Objective
Copy out every line of the records where the string "从正面看" occurs.
-- BEGIN --
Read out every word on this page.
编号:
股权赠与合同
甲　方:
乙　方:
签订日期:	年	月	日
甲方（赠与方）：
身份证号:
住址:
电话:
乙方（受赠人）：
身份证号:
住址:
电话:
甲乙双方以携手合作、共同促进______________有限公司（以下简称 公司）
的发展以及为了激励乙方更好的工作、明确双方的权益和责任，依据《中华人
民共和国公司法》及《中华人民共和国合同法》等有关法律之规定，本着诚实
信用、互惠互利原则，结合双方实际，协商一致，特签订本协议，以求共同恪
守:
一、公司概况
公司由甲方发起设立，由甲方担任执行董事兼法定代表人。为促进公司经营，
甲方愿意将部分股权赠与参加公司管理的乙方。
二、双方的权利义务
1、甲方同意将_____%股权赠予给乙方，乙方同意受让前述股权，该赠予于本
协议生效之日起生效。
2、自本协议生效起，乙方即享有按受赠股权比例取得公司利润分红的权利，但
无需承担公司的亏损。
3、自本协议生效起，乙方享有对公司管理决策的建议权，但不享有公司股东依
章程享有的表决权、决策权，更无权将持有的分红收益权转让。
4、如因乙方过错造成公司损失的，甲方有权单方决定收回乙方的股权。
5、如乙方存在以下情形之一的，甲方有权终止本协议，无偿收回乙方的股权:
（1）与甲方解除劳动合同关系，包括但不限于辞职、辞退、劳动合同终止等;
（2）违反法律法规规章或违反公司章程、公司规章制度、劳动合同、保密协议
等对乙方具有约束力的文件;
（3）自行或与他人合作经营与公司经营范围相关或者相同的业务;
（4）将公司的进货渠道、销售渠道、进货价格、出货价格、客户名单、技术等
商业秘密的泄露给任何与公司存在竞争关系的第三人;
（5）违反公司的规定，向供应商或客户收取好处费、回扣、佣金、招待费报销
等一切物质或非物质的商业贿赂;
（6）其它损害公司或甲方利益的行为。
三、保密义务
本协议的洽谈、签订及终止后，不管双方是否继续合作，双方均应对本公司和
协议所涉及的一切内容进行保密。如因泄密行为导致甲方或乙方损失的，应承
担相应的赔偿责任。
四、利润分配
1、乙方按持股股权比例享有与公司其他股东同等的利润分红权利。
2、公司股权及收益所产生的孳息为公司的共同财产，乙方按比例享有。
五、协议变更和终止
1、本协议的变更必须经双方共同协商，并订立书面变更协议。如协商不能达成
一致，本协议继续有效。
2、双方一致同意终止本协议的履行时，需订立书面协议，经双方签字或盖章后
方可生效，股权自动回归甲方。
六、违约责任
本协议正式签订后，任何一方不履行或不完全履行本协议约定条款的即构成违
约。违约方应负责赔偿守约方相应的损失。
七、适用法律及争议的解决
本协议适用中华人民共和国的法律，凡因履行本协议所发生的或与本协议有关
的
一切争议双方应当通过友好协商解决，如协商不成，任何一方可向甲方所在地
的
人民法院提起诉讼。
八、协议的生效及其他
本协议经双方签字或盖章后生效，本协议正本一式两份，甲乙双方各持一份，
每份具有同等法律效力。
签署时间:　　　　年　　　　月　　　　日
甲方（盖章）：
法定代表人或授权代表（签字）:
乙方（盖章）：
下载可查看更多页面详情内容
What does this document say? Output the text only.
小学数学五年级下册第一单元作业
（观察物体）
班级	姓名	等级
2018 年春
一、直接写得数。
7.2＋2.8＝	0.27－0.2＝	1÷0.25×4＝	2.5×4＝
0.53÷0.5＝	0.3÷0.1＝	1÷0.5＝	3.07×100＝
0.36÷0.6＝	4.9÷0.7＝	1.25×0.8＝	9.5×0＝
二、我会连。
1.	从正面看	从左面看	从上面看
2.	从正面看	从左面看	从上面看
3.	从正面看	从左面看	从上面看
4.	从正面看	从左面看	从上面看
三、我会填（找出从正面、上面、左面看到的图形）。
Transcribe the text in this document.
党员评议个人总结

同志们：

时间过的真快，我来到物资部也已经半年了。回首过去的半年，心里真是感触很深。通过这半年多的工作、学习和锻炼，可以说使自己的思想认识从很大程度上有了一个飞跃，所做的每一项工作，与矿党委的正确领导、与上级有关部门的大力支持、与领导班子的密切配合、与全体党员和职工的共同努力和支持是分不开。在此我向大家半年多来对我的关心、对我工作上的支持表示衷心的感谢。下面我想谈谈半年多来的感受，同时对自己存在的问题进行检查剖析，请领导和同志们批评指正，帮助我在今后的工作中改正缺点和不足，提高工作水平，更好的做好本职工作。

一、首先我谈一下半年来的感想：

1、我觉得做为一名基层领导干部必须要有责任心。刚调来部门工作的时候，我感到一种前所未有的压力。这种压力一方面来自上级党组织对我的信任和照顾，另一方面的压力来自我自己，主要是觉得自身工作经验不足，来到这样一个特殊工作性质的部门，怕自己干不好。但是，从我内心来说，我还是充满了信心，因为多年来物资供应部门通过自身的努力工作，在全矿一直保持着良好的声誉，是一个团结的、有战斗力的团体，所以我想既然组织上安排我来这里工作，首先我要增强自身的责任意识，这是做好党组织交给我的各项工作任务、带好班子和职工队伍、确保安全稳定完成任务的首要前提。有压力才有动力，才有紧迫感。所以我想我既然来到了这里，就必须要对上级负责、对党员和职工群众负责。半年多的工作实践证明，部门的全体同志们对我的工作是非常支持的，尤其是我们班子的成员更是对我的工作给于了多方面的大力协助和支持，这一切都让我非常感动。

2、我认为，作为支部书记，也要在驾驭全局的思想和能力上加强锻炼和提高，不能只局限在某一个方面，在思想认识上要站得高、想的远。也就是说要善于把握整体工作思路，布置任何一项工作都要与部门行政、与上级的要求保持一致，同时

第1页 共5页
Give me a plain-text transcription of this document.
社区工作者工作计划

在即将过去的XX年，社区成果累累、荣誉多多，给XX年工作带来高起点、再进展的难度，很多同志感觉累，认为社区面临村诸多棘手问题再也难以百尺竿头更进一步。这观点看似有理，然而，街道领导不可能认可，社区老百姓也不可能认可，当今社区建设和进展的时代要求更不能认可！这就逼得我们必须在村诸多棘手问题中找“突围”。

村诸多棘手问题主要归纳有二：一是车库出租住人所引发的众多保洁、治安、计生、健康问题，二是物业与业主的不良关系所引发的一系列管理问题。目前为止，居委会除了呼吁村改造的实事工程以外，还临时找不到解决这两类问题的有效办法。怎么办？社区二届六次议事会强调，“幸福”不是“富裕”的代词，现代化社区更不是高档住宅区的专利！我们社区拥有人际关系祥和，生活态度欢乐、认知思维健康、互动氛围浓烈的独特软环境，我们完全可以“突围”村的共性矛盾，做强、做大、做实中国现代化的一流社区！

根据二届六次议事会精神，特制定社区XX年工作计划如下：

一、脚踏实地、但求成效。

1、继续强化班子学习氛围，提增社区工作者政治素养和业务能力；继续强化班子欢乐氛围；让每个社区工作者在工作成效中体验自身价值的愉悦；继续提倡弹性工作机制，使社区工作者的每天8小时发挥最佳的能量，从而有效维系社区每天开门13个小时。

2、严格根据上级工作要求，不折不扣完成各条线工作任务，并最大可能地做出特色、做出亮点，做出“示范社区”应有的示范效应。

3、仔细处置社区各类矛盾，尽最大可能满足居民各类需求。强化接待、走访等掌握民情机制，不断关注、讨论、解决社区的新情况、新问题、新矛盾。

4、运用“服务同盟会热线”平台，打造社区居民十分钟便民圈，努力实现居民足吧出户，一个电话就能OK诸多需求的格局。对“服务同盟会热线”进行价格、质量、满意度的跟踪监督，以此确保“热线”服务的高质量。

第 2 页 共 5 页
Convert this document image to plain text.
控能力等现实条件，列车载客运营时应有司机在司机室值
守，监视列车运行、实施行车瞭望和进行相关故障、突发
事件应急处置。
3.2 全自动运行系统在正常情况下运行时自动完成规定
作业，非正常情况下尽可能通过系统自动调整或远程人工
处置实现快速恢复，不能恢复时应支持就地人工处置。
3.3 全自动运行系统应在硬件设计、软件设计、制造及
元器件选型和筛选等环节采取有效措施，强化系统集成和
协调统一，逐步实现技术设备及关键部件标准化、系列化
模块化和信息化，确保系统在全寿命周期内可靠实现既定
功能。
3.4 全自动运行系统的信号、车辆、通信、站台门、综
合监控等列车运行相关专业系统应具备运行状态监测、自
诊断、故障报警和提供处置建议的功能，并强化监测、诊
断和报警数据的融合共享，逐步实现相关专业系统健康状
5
-- END --
Complete response
1.	从正面看	从左面看	从上面看
2.	从正面看	从左面看	从上面看
3.	从正面看	从左面看	从上面看
4.	从正面看	从左面看	从上面看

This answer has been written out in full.